(begin)

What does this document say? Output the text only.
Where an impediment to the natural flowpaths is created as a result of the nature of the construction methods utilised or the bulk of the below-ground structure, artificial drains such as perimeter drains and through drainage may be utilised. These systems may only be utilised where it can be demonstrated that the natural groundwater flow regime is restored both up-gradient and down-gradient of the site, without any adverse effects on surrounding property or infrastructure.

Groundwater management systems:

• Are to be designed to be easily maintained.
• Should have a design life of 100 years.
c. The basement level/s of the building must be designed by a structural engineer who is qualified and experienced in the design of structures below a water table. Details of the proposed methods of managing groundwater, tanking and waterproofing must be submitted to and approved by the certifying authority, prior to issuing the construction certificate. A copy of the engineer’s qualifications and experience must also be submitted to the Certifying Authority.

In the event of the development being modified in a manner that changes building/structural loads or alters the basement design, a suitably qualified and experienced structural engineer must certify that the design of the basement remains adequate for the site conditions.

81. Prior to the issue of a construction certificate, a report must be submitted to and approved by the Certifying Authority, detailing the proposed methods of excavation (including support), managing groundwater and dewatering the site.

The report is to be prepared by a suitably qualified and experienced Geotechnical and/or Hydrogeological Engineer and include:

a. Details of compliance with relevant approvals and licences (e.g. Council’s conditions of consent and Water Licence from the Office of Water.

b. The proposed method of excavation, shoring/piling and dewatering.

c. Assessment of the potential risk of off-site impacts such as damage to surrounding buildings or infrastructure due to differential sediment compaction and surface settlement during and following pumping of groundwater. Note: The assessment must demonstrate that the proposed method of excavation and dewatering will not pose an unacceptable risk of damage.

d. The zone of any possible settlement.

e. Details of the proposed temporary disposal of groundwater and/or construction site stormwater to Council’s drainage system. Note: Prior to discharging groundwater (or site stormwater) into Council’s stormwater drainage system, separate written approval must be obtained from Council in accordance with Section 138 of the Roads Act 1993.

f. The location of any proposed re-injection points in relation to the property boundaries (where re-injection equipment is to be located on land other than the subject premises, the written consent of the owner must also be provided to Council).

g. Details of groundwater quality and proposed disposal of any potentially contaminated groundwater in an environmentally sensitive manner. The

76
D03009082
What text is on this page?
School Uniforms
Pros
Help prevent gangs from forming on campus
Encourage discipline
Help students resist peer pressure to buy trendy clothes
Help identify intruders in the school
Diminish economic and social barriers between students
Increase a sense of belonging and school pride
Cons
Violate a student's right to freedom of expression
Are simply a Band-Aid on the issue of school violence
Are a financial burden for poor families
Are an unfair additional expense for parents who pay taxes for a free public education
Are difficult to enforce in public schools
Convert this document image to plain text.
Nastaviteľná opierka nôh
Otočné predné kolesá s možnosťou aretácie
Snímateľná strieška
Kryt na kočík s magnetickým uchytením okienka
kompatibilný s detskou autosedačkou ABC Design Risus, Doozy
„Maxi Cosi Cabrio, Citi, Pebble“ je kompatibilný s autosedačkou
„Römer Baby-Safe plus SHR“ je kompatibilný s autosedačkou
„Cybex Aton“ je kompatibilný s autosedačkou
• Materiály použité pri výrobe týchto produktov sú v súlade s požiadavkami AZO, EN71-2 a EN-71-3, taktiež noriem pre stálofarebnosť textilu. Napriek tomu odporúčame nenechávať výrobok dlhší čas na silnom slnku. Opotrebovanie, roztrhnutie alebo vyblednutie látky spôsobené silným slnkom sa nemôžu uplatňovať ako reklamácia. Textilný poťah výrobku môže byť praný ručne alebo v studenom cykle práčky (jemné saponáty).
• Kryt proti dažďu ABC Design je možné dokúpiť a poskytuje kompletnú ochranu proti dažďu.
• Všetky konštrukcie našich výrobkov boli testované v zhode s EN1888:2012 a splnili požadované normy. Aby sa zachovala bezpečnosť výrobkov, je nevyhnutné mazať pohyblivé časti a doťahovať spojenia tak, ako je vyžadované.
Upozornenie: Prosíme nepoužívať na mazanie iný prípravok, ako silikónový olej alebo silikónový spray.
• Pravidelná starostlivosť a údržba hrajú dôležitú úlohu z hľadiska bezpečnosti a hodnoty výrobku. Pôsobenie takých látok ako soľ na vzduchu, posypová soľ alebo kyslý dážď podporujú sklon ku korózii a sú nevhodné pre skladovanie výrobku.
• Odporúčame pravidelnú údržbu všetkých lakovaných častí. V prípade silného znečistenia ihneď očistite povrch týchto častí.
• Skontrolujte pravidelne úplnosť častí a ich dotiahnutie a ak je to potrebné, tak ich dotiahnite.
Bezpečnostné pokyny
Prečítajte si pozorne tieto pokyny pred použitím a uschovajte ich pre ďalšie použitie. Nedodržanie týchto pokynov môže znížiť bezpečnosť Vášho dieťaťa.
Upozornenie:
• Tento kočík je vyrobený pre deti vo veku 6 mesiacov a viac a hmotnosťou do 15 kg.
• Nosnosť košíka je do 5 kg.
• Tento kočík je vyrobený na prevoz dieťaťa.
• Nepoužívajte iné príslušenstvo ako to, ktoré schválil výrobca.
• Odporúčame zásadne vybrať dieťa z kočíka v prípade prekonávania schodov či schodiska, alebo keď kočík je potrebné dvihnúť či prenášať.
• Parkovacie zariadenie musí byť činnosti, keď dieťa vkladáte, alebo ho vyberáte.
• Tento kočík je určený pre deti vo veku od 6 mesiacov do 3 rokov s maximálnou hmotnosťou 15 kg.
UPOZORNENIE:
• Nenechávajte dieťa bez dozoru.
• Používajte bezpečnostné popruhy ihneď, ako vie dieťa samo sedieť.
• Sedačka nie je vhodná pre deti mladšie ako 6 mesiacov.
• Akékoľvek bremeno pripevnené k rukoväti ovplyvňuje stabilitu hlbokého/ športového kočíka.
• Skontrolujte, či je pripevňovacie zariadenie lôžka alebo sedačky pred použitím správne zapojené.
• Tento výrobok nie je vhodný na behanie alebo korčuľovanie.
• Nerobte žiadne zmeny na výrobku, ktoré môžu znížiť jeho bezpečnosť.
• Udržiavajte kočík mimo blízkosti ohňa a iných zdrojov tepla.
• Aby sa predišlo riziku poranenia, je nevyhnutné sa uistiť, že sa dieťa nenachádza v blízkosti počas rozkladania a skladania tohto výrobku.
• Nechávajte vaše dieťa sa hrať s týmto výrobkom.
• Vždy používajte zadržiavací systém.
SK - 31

(end)

▸ Task to carry out: Check each line of the data above for the word "častí" and say how many lines have it. Give the number alone.

▸ Right answer: 2